--- Exercise input ---
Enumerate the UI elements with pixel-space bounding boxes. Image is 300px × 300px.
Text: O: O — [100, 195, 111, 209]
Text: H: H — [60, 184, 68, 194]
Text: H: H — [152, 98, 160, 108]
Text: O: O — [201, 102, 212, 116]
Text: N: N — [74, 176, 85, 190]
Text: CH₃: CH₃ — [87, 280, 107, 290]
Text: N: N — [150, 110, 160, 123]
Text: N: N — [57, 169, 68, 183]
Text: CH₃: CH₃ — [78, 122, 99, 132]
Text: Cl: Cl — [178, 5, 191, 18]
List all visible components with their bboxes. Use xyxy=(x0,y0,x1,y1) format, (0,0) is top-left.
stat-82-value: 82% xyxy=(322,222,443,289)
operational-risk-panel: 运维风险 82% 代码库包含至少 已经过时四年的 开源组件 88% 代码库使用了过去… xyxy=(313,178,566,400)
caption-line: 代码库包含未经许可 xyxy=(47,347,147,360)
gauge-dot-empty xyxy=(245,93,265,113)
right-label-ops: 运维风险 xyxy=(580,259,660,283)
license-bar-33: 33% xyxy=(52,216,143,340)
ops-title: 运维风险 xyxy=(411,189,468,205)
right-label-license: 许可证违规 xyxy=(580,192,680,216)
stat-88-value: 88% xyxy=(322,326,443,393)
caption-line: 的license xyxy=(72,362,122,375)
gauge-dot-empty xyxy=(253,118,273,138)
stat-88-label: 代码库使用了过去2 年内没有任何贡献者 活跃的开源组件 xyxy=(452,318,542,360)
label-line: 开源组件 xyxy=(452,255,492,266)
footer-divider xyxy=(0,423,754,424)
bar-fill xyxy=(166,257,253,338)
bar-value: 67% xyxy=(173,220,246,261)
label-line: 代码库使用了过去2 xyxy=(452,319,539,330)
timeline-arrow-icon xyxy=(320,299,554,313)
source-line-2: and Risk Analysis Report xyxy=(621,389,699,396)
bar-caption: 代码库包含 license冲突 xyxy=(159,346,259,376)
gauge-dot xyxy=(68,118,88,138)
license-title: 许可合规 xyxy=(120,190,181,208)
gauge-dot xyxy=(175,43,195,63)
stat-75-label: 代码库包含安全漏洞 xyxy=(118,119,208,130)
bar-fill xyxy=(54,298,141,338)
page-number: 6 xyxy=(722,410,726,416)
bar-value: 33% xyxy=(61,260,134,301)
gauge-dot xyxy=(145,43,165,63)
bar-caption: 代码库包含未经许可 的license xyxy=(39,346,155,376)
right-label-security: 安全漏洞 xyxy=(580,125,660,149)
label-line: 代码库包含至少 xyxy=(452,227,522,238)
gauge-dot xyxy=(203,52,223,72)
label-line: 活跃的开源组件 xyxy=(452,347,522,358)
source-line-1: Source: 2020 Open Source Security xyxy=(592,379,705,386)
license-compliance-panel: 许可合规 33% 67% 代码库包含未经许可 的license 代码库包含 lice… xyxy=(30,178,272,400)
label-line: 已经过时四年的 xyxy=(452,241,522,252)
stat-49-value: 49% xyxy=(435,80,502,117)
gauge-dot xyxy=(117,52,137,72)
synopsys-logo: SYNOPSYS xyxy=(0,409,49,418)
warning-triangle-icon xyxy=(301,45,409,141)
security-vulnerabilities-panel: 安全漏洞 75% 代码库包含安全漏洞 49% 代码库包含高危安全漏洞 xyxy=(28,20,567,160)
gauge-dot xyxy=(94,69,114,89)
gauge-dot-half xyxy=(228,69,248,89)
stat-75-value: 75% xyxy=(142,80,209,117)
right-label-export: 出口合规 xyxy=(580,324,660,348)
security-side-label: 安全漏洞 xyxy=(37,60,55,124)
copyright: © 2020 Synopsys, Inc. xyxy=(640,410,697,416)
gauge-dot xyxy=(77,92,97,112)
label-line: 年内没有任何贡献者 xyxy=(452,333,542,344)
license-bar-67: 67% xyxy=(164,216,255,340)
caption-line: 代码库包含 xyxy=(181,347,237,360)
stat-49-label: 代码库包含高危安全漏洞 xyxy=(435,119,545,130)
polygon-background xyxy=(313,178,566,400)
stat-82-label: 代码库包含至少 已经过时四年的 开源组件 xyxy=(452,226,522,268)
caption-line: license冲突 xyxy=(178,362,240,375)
---
## Your goal
Rewrite all the rows above as a numbered list, leaving out any blank lines.

## Answer
1. Enumerate the UI elements with pixel-space bounding boxes. Image is 300px × 300px.
2. Text: O: O — [100, 195, 111, 209]
3. Text: H: H — [60, 184, 68, 194]
4. Text: H: H — [152, 98, 160, 108]
5. Text: O: O — [201, 102, 212, 116]
6. Text: N: N — [74, 176, 85, 190]
7. Text: CH₃: CH₃ — [87, 280, 107, 290]
8. Text: N: N — [150, 110, 160, 123]
9. Text: N: N — [57, 169, 68, 183]
10. Text: CH₃: CH₃ — [78, 122, 99, 132]
11. Text: Cl: Cl — [178, 5, 191, 18]
12. List all visible components with their bboxes. Use xyxy=(x0,y0,x1,y1) format, (0,0) is top-left.
13. stat-82-value: 82% xyxy=(322,222,443,289)
14. operational-risk-panel: 运维风险 82% 代码库包含至少 已经过时四年的 开源组件 88% 代码库使用了过去… xyxy=(313,178,566,400)
15. caption-line: 代码库包含未经许可 xyxy=(47,347,147,360)
16. gauge-dot-empty xyxy=(245,93,265,113)
17. right-label-ops: 运维风险 xyxy=(580,259,660,283)
18. license-bar-33: 33% xyxy=(52,216,143,340)
19. ops-title: 运维风险 xyxy=(411,189,468,205)
20. right-label-license: 许可证违规 xyxy=(580,192,680,216)
21. stat-88-value: 88% xyxy=(322,326,443,393)
22. caption-line: 的license xyxy=(72,362,122,375)
23. gauge-dot-empty xyxy=(253,118,273,138)
24. stat-88-label: 代码库使用了过去2 年内没有任何贡献者 活跃的开源组件 xyxy=(452,318,542,360)
25. label-line: 开源组件 xyxy=(452,255,492,266)
26. footer-divider xyxy=(0,423,754,424)
27. bar-fill xyxy=(166,257,253,338)
28. bar-value: 67% xyxy=(173,220,246,261)
29. label-line: 代码库使用了过去2 xyxy=(452,319,539,330)
30. timeline-arrow-icon xyxy=(320,299,554,313)
31. source-line-2: and Risk Analysis Report xyxy=(621,389,699,396)
32. bar-caption: 代码库包含 license冲突 xyxy=(159,346,259,376)
33. gauge-dot xyxy=(68,118,88,138)
34. license-title: 许可合规 xyxy=(120,190,181,208)
35. gauge-dot xyxy=(175,43,195,63)
36. stat-75-label: 代码库包含安全漏洞 xyxy=(118,119,208,130)
37. bar-fill xyxy=(54,298,141,338)
38. page-number: 6 xyxy=(722,410,726,416)
39. bar-value: 33% xyxy=(61,260,134,301)
40. gauge-dot xyxy=(145,43,165,63)
41. bar-caption: 代码库包含未经许可 的license xyxy=(39,346,155,376)
42. right-label-security: 安全漏洞 xyxy=(580,125,660,149)
43. label-line: 代码库包含至少 xyxy=(452,227,522,238)
44. gauge-dot xyxy=(203,52,223,72)
45. label-line: 活跃的开源组件 xyxy=(452,347,522,358)
46. source-line-1: Source: 2020 Open Source Security xyxy=(592,379,705,386)
47. license-compliance-panel: 许可合规 33% 67% 代码库包含未经许可 的license 代码库包含 lice… xyxy=(30,178,272,400)
48. label-line: 已经过时四年的 xyxy=(452,241,522,252)
49. stat-49-value: 49% xyxy=(435,80,502,117)
50. gauge-dot xyxy=(117,52,137,72)
51. synopsys-logo: SYNOPSYS xyxy=(0,409,49,418)
52. warning-triangle-icon xyxy=(301,45,409,141)
53. security-vulnerabilities-panel: 安全漏洞 75% 代码库包含安全漏洞 49% 代码库包含高危安全漏洞 xyxy=(28,20,567,160)
54. gauge-dot xyxy=(94,69,114,89)
55. gauge-dot-half xyxy=(228,69,248,89)
56. stat-75-value: 75% xyxy=(142,80,209,117)
57. right-label-export: 出口合规 xyxy=(580,324,660,348)
58. security-side-label: 安全漏洞 xyxy=(37,60,55,124)
59. copyright: © 2020 Synopsys, Inc. xyxy=(640,410,697,416)
60. gauge-dot xyxy=(77,92,97,112)
61. label-line: 年内没有任何贡献者 xyxy=(452,333,542,344)
62. license-bar-67: 67% xyxy=(164,216,255,340)
63. caption-line: 代码库包含 xyxy=(181,347,237,360)
64. stat-49-label: 代码库包含高危安全漏洞 xyxy=(435,119,545,130)
65. polygon-background xyxy=(313,178,566,400)
66. stat-82-label: 代码库包含至少 已经过时四年的 开源组件 xyxy=(452,226,522,268)
67. caption-line: license冲突 xyxy=(178,362,240,375)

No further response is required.